Task directions: With pictures left out, retype exactly the lines from the one containing "What's the underlying" through the final line of the entries.
[Source material start]
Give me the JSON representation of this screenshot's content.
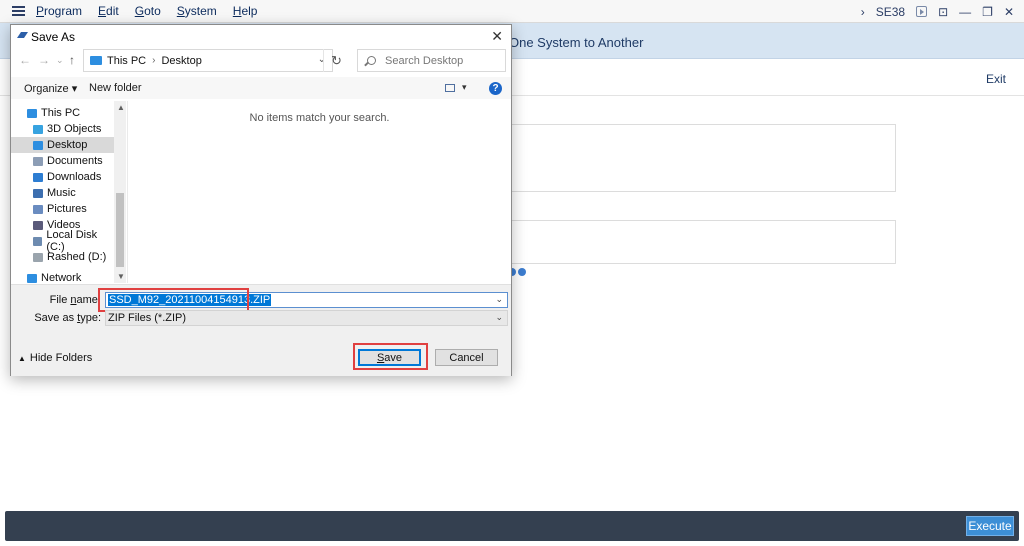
{
  "sap": {
    "menu": [
      {
        "first": "P",
        "rest": "rogram"
      },
      {
        "first": "E",
        "rest": "dit"
      },
      {
        "first": "G",
        "rest": "oto"
      },
      {
        "first": "S",
        "rest": "ystem"
      },
      {
        "first": "H",
        "rest": "elp"
      }
    ],
    "tcode": "SE38",
    "title_fragment": "One System to Another",
    "exit_label": "Exit",
    "execute_label": "Execute"
  },
  "dialog": {
    "title": "Save As",
    "close_glyph": "✕",
    "address": {
      "root": "This PC",
      "folder": "Desktop"
    },
    "search_placeholder": "Search Desktop",
    "toolbar": {
      "organize": "Organize ▾",
      "new_folder": "New folder"
    },
    "help_glyph": "?",
    "nav_items": [
      {
        "label": "This PC",
        "icon": "computer-icon",
        "color": "#2d8ee0"
      },
      {
        "label": "3D Objects",
        "icon": "cube-icon",
        "color": "#37a3e0"
      },
      {
        "label": "Desktop",
        "icon": "desktop-icon",
        "color": "#2d8ee0"
      },
      {
        "label": "Documents",
        "icon": "document-icon",
        "color": "#8c9db5"
      },
      {
        "label": "Downloads",
        "icon": "download-icon",
        "color": "#2d7dd2"
      },
      {
        "label": "Music",
        "icon": "music-icon",
        "color": "#3d6fb0"
      },
      {
        "label": "Pictures",
        "icon": "picture-icon",
        "color": "#6a8cc0"
      },
      {
        "label": "Videos",
        "icon": "video-icon",
        "color": "#5a5a7a"
      },
      {
        "label": "Local Disk (C:)",
        "icon": "drive-icon",
        "color": "#6d8bb0"
      },
      {
        "label": "Rashed (D:)",
        "icon": "drive-icon",
        "color": "#9aa4ad"
      },
      {
        "label": "Network",
        "icon": "network-icon",
        "color": "#2d8ee0"
      }
    ],
    "selected_nav": "Desktop",
    "empty_message": "No items match your search.",
    "file_name_label": {
      "pre": "File ",
      "ul": "n",
      "post": "ame:"
    },
    "file_name_value": "SSD_M92_20211004154913.ZIP",
    "save_type_label": {
      "pre": "Save as ",
      "ul": "t",
      "post": "ype:"
    },
    "save_type_value": "ZIP Files (*.ZIP)",
    "hide_folders": "Hide Folders",
    "save_button": {
      "ul": "S",
      "rest": "ave"
    },
    "cancel_button": "Cancel",
    "colors": {
      "accent": "#0078d7",
      "highlight": "#e04040",
      "sap_header": "#d6e4f2",
      "sap_footer": "#344050"
    }
  }
}
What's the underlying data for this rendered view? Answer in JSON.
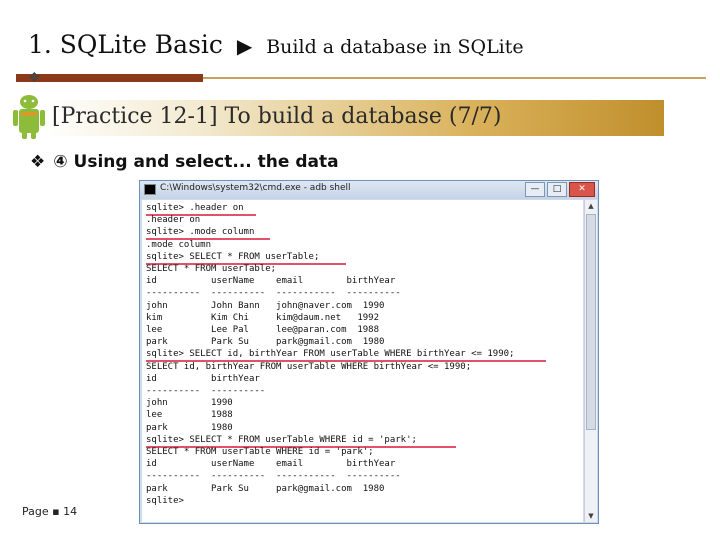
{
  "slide": {
    "title_main": "1. SQLite Basic",
    "title_arrow": "▶",
    "title_sub": "Build a database in SQLite",
    "practice_title": "[Practice 12-1] To build a database (7/7)",
    "point_bullet": "❖",
    "point_text": "④ Using and select... the data",
    "page_number": "Page ▪ 14"
  },
  "window": {
    "title": "C:\\Windows\\system32\\cmd.exe - adb  shell",
    "controls": {
      "minimize": "—",
      "maximize": "□",
      "close": "✕"
    }
  },
  "console_lines": [
    "sqlite> .header on",
    ".header on",
    "sqlite> .mode column",
    ".mode column",
    "sqlite> SELECT * FROM userTable;",
    "SELECT * FROM userTable;",
    "id          userName    email        birthYear",
    "----------  ----------  -----------  ----------",
    "john        John Bann   john@naver.com  1990",
    "kim         Kim Chi     kim@daum.net   1992",
    "lee         Lee Pal     lee@paran.com  1988",
    "park        Park Su     park@gmail.com  1980",
    "sqlite> SELECT id, birthYear FROM userTable WHERE birthYear <= 1990;",
    "SELECT id, birthYear FROM userTable WHERE birthYear <= 1990;",
    "id          birthYear",
    "----------  ----------",
    "john        1990",
    "lee         1988",
    "park        1980",
    "sqlite> SELECT * FROM userTable WHERE id = 'park';",
    "SELECT * FROM userTable WHERE id = 'park';",
    "id          userName    email        birthYear",
    "----------  ----------  -----------  ----------",
    "park        Park Su     park@gmail.com  1980",
    "sqlite>"
  ]
}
[Source material end]
Expected output:
What's the underlying data for this rendered view? Answer in JSON.
{
  "slide": {
    "title_main": "1. SQLite Basic",
    "title_arrow": "▶",
    "title_sub": "Build a database in SQLite",
    "practice_title": "[Practice 12-1] To build a database (7/7)",
    "point_bullet": "❖",
    "point_text": "④ Using and select... the data",
    "page_number": "Page ▪ 14"
  },
  "window": {
    "title": "C:\\Windows\\system32\\cmd.exe - adb  shell",
    "controls": {
      "minimize": "—",
      "maximize": "□",
      "close": "✕"
    }
  },
  "console_lines": [
    "sqlite> .header on",
    ".header on",
    "sqlite> .mode column",
    ".mode column",
    "sqlite> SELECT * FROM userTable;",
    "SELECT * FROM userTable;",
    "id          userName    email        birthYear",
    "----------  ----------  -----------  ----------",
    "john        John Bann   john@naver.com  1990",
    "kim         Kim Chi     kim@daum.net   1992",
    "lee         Lee Pal     lee@paran.com  1988",
    "park        Park Su     park@gmail.com  1980",
    "sqlite> SELECT id, birthYear FROM userTable WHERE birthYear <= 1990;",
    "SELECT id, birthYear FROM userTable WHERE birthYear <= 1990;",
    "id          birthYear",
    "----------  ----------",
    "john        1990",
    "lee         1988",
    "park        1980",
    "sqlite> SELECT * FROM userTable WHERE id = 'park';",
    "SELECT * FROM userTable WHERE id = 'park';",
    "id          userName    email        birthYear",
    "----------  ----------  -----------  ----------",
    "park        Park Su     park@gmail.com  1980",
    "sqlite>"
  ]
}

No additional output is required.